### DATASET

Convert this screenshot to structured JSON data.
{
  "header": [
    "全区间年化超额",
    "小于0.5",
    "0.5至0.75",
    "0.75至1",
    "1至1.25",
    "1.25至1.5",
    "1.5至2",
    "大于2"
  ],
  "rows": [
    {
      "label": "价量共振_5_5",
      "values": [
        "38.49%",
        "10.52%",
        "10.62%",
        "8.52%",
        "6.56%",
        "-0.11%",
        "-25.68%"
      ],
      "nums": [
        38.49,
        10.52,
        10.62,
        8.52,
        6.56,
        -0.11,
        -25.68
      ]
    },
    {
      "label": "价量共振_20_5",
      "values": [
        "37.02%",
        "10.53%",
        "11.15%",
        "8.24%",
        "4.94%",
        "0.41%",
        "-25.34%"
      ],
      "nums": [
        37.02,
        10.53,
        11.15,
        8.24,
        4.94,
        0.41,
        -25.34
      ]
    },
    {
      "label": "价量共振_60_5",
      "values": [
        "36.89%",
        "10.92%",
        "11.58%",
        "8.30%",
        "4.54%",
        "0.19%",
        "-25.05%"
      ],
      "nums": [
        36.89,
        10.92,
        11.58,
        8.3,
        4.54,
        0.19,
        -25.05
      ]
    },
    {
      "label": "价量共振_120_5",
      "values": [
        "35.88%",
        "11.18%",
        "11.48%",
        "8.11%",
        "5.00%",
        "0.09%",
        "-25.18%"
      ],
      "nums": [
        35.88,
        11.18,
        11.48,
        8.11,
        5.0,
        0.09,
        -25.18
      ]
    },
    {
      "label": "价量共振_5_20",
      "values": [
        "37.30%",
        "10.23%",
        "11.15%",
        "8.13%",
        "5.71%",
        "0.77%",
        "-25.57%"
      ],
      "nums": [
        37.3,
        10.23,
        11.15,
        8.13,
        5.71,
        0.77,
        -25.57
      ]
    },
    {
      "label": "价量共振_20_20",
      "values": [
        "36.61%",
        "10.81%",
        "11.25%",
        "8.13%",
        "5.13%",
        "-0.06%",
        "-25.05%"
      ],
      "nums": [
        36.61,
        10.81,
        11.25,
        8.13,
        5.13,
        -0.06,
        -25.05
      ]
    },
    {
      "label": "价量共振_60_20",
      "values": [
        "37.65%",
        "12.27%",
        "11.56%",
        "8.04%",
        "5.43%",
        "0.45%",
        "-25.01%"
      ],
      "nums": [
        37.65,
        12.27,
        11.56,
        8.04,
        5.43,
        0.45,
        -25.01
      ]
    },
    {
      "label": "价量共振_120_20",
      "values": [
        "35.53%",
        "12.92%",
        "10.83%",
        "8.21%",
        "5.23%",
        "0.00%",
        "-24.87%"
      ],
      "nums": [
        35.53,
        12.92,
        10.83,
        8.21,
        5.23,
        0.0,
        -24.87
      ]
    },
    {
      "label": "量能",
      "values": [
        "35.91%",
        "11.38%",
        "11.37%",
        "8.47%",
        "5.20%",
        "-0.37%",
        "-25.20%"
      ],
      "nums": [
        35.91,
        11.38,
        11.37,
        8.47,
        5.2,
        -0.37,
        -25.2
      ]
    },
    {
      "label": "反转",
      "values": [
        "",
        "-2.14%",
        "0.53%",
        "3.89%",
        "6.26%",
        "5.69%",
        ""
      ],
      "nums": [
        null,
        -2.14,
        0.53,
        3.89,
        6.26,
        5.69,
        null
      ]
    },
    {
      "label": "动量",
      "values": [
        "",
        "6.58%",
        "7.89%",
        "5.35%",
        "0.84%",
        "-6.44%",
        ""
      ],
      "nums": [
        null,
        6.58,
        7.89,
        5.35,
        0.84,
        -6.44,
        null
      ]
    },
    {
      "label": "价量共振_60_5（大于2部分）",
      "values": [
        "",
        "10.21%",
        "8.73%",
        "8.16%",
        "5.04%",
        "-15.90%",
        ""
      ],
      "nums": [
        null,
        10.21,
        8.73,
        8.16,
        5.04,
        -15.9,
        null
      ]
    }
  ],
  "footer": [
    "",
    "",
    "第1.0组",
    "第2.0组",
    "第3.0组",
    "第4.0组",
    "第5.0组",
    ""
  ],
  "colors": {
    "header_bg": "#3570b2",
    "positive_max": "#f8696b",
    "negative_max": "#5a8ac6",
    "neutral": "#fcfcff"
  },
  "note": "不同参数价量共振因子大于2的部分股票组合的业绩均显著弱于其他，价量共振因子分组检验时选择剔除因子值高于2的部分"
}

######

# [EXERCISE TASK]
Retype the records that precede this task, keeping them exactly the same.

# [FULL OUTPUT]
Convert this screenshot to structured JSON data.
{
  "header": [
    "全区间年化超额",
    "小于0.5",
    "0.5至0.75",
    "0.75至1",
    "1至1.25",
    "1.25至1.5",
    "1.5至2",
    "大于2"
  ],
  "rows": [
    {
      "label": "价量共振_5_5",
      "values": [
        "38.49%",
        "10.52%",
        "10.62%",
        "8.52%",
        "6.56%",
        "-0.11%",
        "-25.68%"
      ],
      "nums": [
        38.49,
        10.52,
        10.62,
        8.52,
        6.56,
        -0.11,
        -25.68
      ]
    },
    {
      "label": "价量共振_20_5",
      "values": [
        "37.02%",
        "10.53%",
        "11.15%",
        "8.24%",
        "4.94%",
        "0.41%",
        "-25.34%"
      ],
      "nums": [
        37.02,
        10.53,
        11.15,
        8.24,
        4.94,
        0.41,
        -25.34
      ]
    },
    {
      "label": "价量共振_60_5",
      "values": [
        "36.89%",
        "10.92%",
        "11.58%",
        "8.30%",
        "4.54%",
        "0.19%",
        "-25.05%"
      ],
      "nums": [
        36.89,
        10.92,
        11.58,
        8.3,
        4.54,
        0.19,
        -25.05
      ]
    },
    {
      "label": "价量共振_120_5",
      "values": [
        "35.88%",
        "11.18%",
        "11.48%",
        "8.11%",
        "5.00%",
        "0.09%",
        "-25.18%"
      ],
      "nums": [
        35.88,
        11.18,
        11.48,
        8.11,
        5.0,
        0.09,
        -25.18
      ]
    },
    {
      "label": "价量共振_5_20",
      "values": [
        "37.30%",
        "10.23%",
        "11.15%",
        "8.13%",
        "5.71%",
        "0.77%",
        "-25.57%"
      ],
      "nums": [
        37.3,
        10.23,
        11.15,
        8.13,
        5.71,
        0.77,
        -25.57
      ]
    },
    {
      "label": "价量共振_20_20",
      "values": [
        "36.61%",
        "10.81%",
        "11.25%",
        "8.13%",
        "5.13%",
        "-0.06%",
        "-25.05%"
      ],
      "nums": [
        36.61,
        10.81,
        11.25,
        8.13,
        5.13,
        -0.06,
        -25.05
      ]
    },
    {
      "label": "价量共振_60_20",
      "values": [
        "37.65%",
        "12.27%",
        "11.56%",
        "8.04%",
        "5.43%",
        "0.45%",
        "-25.01%"
      ],
      "nums": [
        37.65,
        12.27,
        11.56,
        8.04,
        5.43,
        0.45,
        -25.01
      ]
    },
    {
      "label": "价量共振_120_20",
      "values": [
        "35.53%",
        "12.92%",
        "10.83%",
        "8.21%",
        "5.23%",
        "0.00%",
        "-24.87%"
      ],
      "nums": [
        35.53,
        12.92,
        10.83,
        8.21,
        5.23,
        0.0,
        -24.87
      ]
    },
    {
      "label": "量能",
      "values": [
        "35.91%",
        "11.38%",
        "11.37%",
        "8.47%",
        "5.20%",
        "-0.37%",
        "-25.20%"
      ],
      "nums": [
        35.91,
        11.38,
        11.37,
        8.47,
        5.2,
        -0.37,
        -25.2
      ]
    },
    {
      "label": "反转",
      "values": [
        "",
        "-2.14%",
        "0.53%",
        "3.89%",
        "6.26%",
        "5.69%",
        ""
      ],
      "nums": [
        null,
        -2.14,
        0.53,
        3.89,
        6.26,
        5.69,
        null
      ]
    },
    {
      "label": "动量",
      "values": [
        "",
        "6.58%",
        "7.89%",
        "5.35%",
        "0.84%",
        "-6.44%",
        ""
      ],
      "nums": [
        null,
        6.58,
        7.89,
        5.35,
        0.84,
        -6.44,
        null
      ]
    },
    {
      "label": "价量共振_60_5（大于2部分）",
      "values": [
        "",
        "10.21%",
        "8.73%",
        "8.16%",
        "5.04%",
        "-15.90%",
        ""
      ],
      "nums": [
        null,
        10.21,
        8.73,
        8.16,
        5.04,
        -15.9,
        null
      ]
    }
  ],
  "footer": [
    "",
    "",
    "第1.0组",
    "第2.0组",
    "第3.0组",
    "第4.0组",
    "第5.0组",
    ""
  ],
  "colors": {
    "header_bg": "#3570b2",
    "positive_max": "#f8696b",
    "negative_max": "#5a8ac6",
    "neutral": "#fcfcff"
  },
  "note": "不同参数价量共振因子大于2的部分股票组合的业绩均显著弱于其他，价量共振因子分组检验时选择剔除因子值高于2的部分"
}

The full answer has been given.